Exercise task: Copy each line below that contains "उपलब".

** BEGIN Data listing **

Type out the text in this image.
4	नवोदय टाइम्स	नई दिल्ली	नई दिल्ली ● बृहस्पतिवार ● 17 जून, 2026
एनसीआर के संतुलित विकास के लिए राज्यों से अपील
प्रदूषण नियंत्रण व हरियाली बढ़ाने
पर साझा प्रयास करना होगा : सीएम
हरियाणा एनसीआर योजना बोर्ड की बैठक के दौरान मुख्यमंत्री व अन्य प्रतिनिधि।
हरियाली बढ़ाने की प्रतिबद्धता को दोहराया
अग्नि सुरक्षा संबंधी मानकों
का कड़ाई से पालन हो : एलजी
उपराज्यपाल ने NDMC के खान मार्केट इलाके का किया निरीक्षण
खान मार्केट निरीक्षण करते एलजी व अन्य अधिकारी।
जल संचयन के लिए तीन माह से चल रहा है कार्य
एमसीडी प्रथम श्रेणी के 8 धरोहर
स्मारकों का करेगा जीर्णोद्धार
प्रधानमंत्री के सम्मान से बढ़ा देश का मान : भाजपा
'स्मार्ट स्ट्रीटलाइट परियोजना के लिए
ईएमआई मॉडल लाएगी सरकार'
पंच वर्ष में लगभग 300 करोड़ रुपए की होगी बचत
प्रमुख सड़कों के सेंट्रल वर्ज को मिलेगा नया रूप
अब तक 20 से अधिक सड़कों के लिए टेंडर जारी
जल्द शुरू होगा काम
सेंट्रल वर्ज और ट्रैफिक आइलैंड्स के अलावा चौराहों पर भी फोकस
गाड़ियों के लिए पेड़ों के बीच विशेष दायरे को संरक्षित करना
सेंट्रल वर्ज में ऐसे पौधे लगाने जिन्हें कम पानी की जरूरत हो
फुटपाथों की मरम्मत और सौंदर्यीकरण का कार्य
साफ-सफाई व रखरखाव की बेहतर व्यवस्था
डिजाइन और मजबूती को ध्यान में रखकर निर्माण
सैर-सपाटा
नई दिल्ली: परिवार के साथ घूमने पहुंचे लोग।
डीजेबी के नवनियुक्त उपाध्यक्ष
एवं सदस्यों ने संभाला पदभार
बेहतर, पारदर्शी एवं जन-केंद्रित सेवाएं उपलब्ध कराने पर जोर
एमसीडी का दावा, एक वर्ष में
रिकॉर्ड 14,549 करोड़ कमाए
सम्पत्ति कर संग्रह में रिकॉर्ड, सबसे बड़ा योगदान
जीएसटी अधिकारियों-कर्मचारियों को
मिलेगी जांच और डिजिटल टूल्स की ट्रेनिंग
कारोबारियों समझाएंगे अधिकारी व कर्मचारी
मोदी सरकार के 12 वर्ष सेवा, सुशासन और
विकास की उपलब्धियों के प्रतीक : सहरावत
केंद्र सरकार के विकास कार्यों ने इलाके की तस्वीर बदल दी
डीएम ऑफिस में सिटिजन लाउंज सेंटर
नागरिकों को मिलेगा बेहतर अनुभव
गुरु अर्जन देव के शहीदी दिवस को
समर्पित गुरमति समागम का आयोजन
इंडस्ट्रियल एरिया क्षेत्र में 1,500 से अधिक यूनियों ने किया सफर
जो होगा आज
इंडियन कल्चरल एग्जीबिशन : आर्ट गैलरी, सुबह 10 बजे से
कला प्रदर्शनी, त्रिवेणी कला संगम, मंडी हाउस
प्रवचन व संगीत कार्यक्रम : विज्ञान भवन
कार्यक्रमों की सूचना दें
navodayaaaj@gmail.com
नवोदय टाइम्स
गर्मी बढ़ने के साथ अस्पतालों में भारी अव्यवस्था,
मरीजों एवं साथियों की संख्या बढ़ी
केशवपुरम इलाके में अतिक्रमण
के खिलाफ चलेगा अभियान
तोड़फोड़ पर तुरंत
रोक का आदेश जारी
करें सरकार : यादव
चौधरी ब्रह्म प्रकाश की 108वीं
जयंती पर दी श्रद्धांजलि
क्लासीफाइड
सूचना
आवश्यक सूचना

** END Data listing **

Solution to this exercise:
बेहतर, पारदर्शी एवं जन-केंद्रित सेवाएं उपलब्ध कराने पर जोर
विकास की उपलब्धियों के प्रतीक : सहरावत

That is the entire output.